• **Page text**:
++++

Again, I’d rather them take a little longer making the hooks into the playback engine and DO IT RIGHT, than just rush something out here that goes on for decades full of bugs, and a lot of dead-ends for library developers.

If they get this right…it will be very flexible and powerful. Users and library developers will have plenty of options to come up with just about anything imaginable. If they get it right…98% of the things we’d typically ask for in ‘feature requests’, we users will be able to build and share with each other ourselves! It will also be the leading Scoring Engine setting the standard for things VST3 and beyond.

I am sympathetic to the request for clarity on what works and what doesn’t in the Expression Maps dialog.

The options in the group that contains the ‘Transpose’ option are all as yet non-functional, except for ‘Transpose’, which is functional. The ‘Has exclusion group’ controls are non-functional. Otherwise, all of the controls in the dialog are functional: however, this is not in itself massively helpful information, as the real complexity comes in the way that the various playing techniques are actually generated and played back in the score. You cannot, for example, create expression maps for dynamics as you can in Cubase. The options for whether an expression should apply only to the current note or ongoing until a countermanding expression aren’t yet implemented. Dorico can’t currently make the connection between a playing technique you enter in the score, like a harmonic, and the durations of the notes underneath it in order to create the appropriate playback region. And so on.

I know this is very frustrating, because it’s hard to tell what works and what doesn’t. We are just as frustrated as you are about it: we are giving work on the playback side of the program a very high priority, but there is still a limit to what we can achieve. We have added so much useful functionality on the playback side of the application recently (NotePerformer support, video, MIDI automation, swing, etc. etc. etc.) and there is more to come, but at the moment, for example, I can tell you that working on real-time input from a MIDI keyboard has a higher priority than working on the expression maps side of the program. It’s easy for me to ask for patience, and I understand that you are paying customers who want and need functionality that doesn’t yet exist, but I hope you can see that we are at least not sitting around twiddling our thumbs, and even if you may not agree with every one of our prioritisation decisions, we are working hard to add features as quickly as we can while still doing a good job.

++++

• **Collected material**:
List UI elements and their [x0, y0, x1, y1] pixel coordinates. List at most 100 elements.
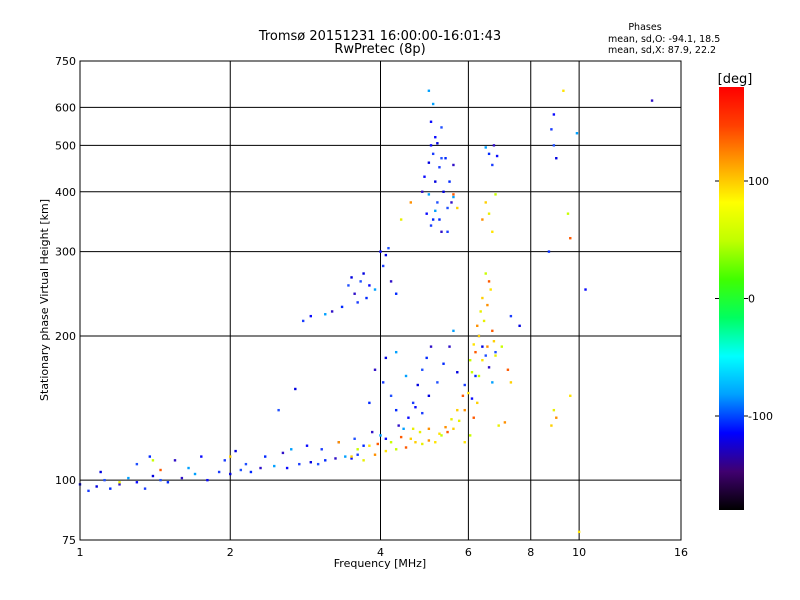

++++

• **Problems to solve**:
a: According to the Dorico text, what currently has a higher priority than work on the expression maps side of the program?
b: Summarize the Dorico text in two sentences.

• **Final answers**:
a: Working on real-time input from a MIDI keyboard.

b: The Dorico text would rather see the hooks into the playback engine take longer and be done right, since users and library developers could then build and share most of what they would otherwise ask for as feature requests. It explains that some parts of the Expression Maps dialog, such as the 'Has exclusion group' controls and the options grouped with 'Transpose' (other than 'Transpose' itself), don't work yet, and it says playback work has a very high priority even though real-time MIDI keyboard input currently comes before expression maps.